■ Work instructions
What lines of the data include the string "Denied"? Copy them all.
>> BEGIN Extracted entries
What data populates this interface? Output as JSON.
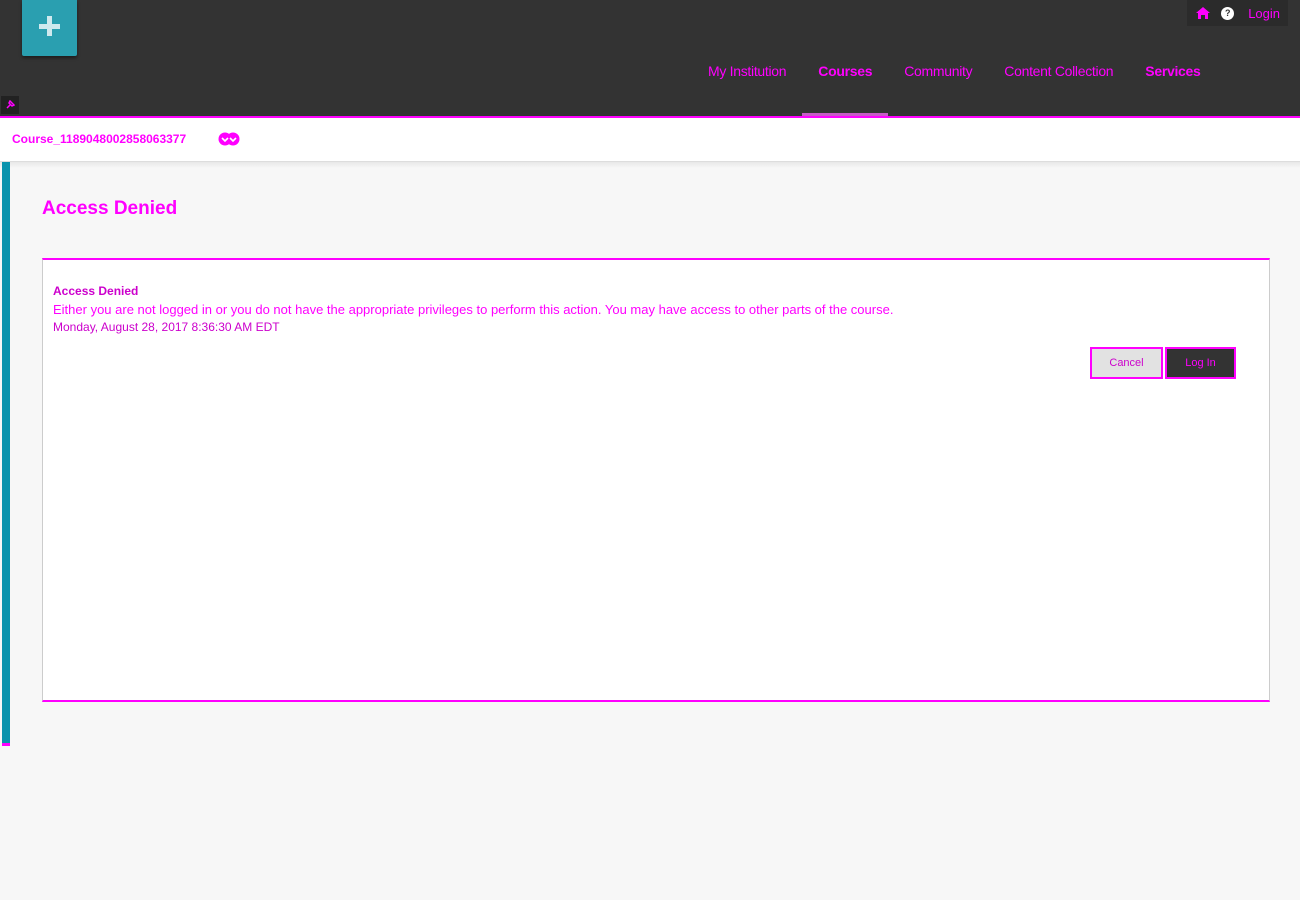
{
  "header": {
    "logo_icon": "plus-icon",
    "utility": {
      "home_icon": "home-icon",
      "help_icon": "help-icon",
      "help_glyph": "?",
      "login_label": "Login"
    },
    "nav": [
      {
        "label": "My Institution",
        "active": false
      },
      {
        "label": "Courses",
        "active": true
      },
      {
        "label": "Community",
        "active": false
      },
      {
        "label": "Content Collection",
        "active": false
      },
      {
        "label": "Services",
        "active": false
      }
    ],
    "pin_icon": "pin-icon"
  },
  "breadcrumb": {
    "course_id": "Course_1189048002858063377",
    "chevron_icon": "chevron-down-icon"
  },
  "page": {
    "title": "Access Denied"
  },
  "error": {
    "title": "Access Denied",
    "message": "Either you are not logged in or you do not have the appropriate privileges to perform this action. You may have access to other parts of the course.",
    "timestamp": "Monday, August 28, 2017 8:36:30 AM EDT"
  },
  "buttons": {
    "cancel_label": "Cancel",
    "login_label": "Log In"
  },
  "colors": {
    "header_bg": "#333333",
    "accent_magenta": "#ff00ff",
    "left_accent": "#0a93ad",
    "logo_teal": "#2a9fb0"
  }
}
>> END Extracted entries
>> BEGIN Extracted entries
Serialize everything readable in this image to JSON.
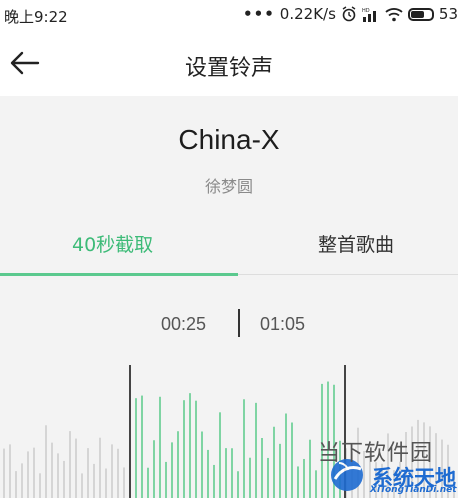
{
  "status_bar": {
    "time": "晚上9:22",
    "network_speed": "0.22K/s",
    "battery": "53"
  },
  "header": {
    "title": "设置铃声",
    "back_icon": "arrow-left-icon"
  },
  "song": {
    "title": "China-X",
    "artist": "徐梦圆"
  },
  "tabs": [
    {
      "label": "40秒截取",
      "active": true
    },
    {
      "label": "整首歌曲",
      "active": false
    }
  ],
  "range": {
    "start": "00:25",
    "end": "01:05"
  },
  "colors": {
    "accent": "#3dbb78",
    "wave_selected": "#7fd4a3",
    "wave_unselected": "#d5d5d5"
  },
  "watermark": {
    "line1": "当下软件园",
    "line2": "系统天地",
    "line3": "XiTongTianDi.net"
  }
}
>> END Extracted entries
■ Exercise output
    "title": "Access Denied"
    "title": "Access Denied",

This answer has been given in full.